## Aim
Once the pictures are set aside, transcribe the remaining data exactly.

## Information provided
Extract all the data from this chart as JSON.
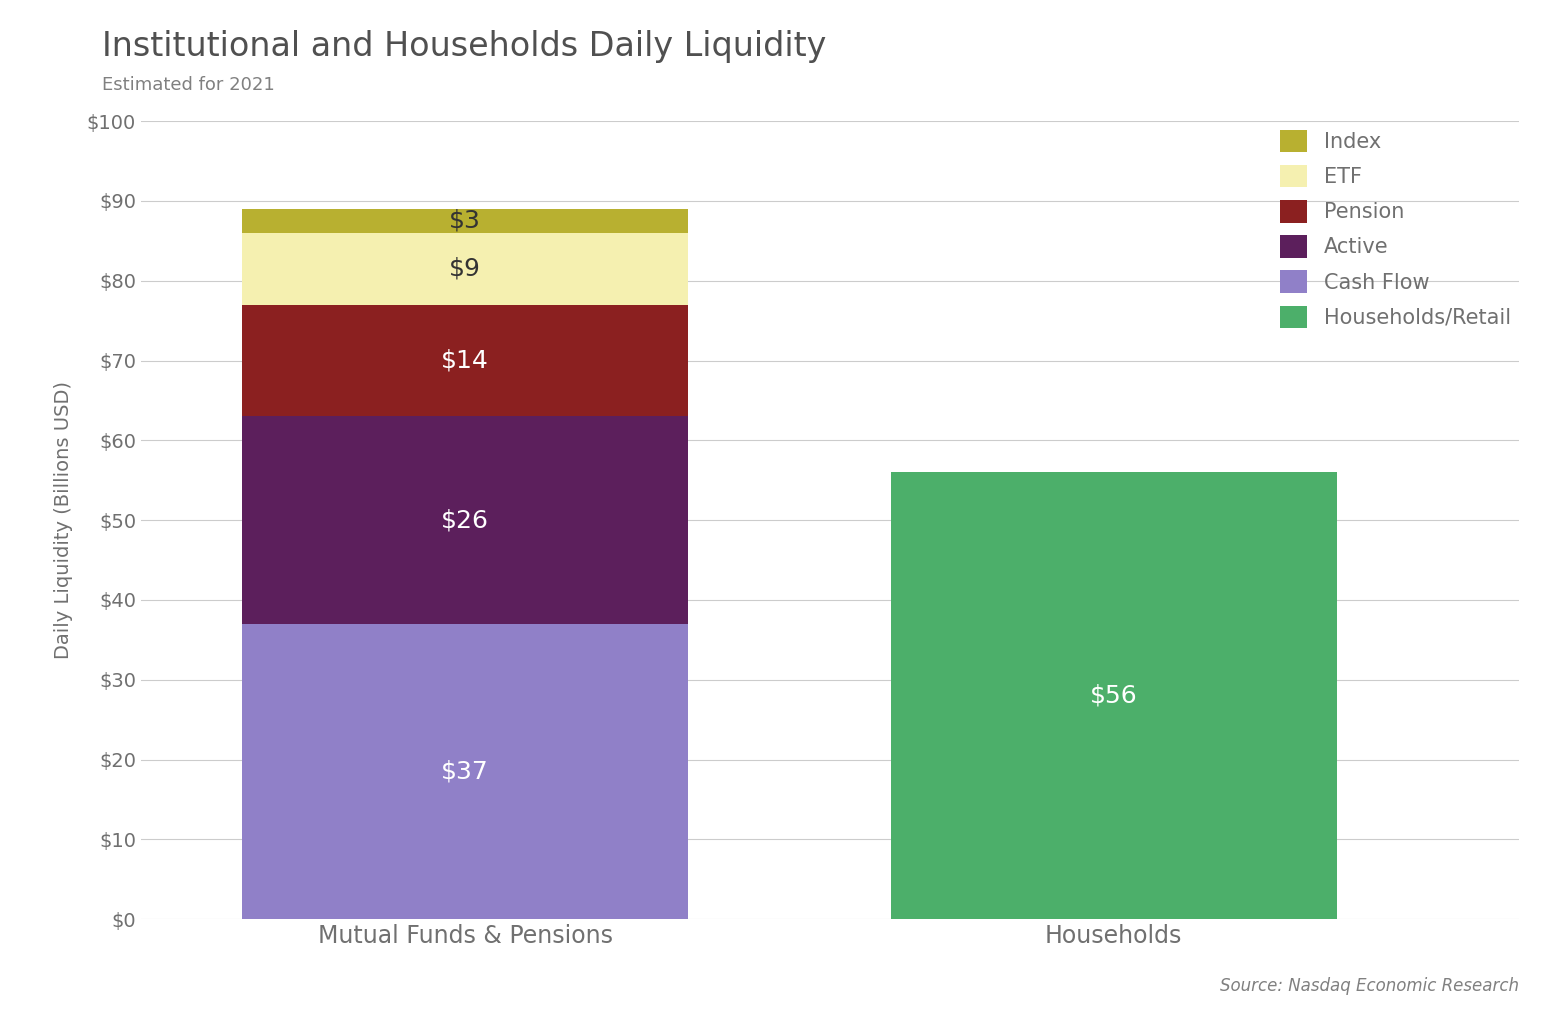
{
  "title": "Institutional and Households Daily Liquidity",
  "subtitle": "Estimated for 2021",
  "ylabel": "Daily Liquidity (Billions USD)",
  "source": "Source: Nasdaq Economic Research",
  "categories": [
    "Mutual Funds & Pensions",
    "Households"
  ],
  "segments": [
    {
      "label": "Cash Flow",
      "color": "#9080C8",
      "values": [
        37,
        0
      ],
      "text_colors": [
        "white",
        null
      ]
    },
    {
      "label": "Active",
      "color": "#5C1F5C",
      "values": [
        26,
        0
      ],
      "text_colors": [
        "white",
        null
      ]
    },
    {
      "label": "Pension",
      "color": "#8B2020",
      "values": [
        14,
        0
      ],
      "text_colors": [
        "white",
        null
      ]
    },
    {
      "label": "ETF",
      "color": "#F5F0B0",
      "values": [
        9,
        0
      ],
      "text_colors": [
        "#333333",
        null
      ]
    },
    {
      "label": "Index",
      "color": "#B8B030",
      "values": [
        3,
        0
      ],
      "text_colors": [
        "#333333",
        null
      ]
    },
    {
      "label": "Households/Retail",
      "color": "#4CAF6A",
      "values": [
        0,
        56
      ],
      "text_colors": [
        null,
        "white"
      ]
    }
  ],
  "legend_order": [
    "Index",
    "ETF",
    "Pension",
    "Active",
    "Cash Flow",
    "Households/Retail"
  ],
  "legend_colors": {
    "Index": "#B8B030",
    "ETF": "#F5F0B0",
    "Pension": "#8B2020",
    "Active": "#5C1F5C",
    "Cash Flow": "#9080C8",
    "Households/Retail": "#4CAF6A"
  },
  "ylim": [
    0,
    100
  ],
  "yticks": [
    0,
    10,
    20,
    30,
    40,
    50,
    60,
    70,
    80,
    90,
    100
  ],
  "ytick_labels": [
    "$0",
    "$10",
    "$20",
    "$30",
    "$40",
    "$50",
    "$60",
    "$70",
    "$80",
    "$90",
    "$100"
  ],
  "background_color": "#FFFFFF",
  "grid_color": "#CCCCCC",
  "title_fontsize": 24,
  "subtitle_fontsize": 13,
  "axis_label_fontsize": 14,
  "tick_fontsize": 14,
  "bar_label_fontsize": 18,
  "legend_fontsize": 15,
  "source_fontsize": 12,
  "bar_width": 0.55,
  "x_positions": [
    0.3,
    1.1
  ],
  "xlim": [
    -0.1,
    1.6
  ],
  "title_color": "#505050",
  "subtitle_color": "#808080",
  "tick_color": "#707070",
  "source_color": "#808080"
}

## Result below
Extract all the data from this chart as JSON.
{
  "title": "Institutional and Households Daily Liquidity",
  "subtitle": "Estimated for 2021",
  "ylabel": "Daily Liquidity (Billions USD)",
  "source": "Source: Nasdaq Economic Research",
  "categories": [
    "Mutual Funds & Pensions",
    "Households"
  ],
  "segments": [
    {
      "label": "Cash Flow",
      "color": "#9080C8",
      "values": [
        37,
        0
      ],
      "text_colors": [
        "white",
        null
      ]
    },
    {
      "label": "Active",
      "color": "#5C1F5C",
      "values": [
        26,
        0
      ],
      "text_colors": [
        "white",
        null
      ]
    },
    {
      "label": "Pension",
      "color": "#8B2020",
      "values": [
        14,
        0
      ],
      "text_colors": [
        "white",
        null
      ]
    },
    {
      "label": "ETF",
      "color": "#F5F0B0",
      "values": [
        9,
        0
      ],
      "text_colors": [
        "#333333",
        null
      ]
    },
    {
      "label": "Index",
      "color": "#B8B030",
      "values": [
        3,
        0
      ],
      "text_colors": [
        "#333333",
        null
      ]
    },
    {
      "label": "Households/Retail",
      "color": "#4CAF6A",
      "values": [
        0,
        56
      ],
      "text_colors": [
        null,
        "white"
      ]
    }
  ],
  "legend_order": [
    "Index",
    "ETF",
    "Pension",
    "Active",
    "Cash Flow",
    "Households/Retail"
  ],
  "legend_colors": {
    "Index": "#B8B030",
    "ETF": "#F5F0B0",
    "Pension": "#8B2020",
    "Active": "#5C1F5C",
    "Cash Flow": "#9080C8",
    "Households/Retail": "#4CAF6A"
  },
  "ylim": [
    0,
    100
  ],
  "yticks": [
    0,
    10,
    20,
    30,
    40,
    50,
    60,
    70,
    80,
    90,
    100
  ],
  "ytick_labels": [
    "$0",
    "$10",
    "$20",
    "$30",
    "$40",
    "$50",
    "$60",
    "$70",
    "$80",
    "$90",
    "$100"
  ],
  "background_color": "#FFFFFF",
  "grid_color": "#CCCCCC",
  "title_fontsize": 24,
  "subtitle_fontsize": 13,
  "axis_label_fontsize": 14,
  "tick_fontsize": 14,
  "bar_label_fontsize": 18,
  "legend_fontsize": 15,
  "source_fontsize": 12,
  "bar_width": 0.55,
  "x_positions": [
    0.3,
    1.1
  ],
  "xlim": [
    -0.1,
    1.6
  ],
  "title_color": "#505050",
  "subtitle_color": "#808080",
  "tick_color": "#707070",
  "source_color": "#808080"
}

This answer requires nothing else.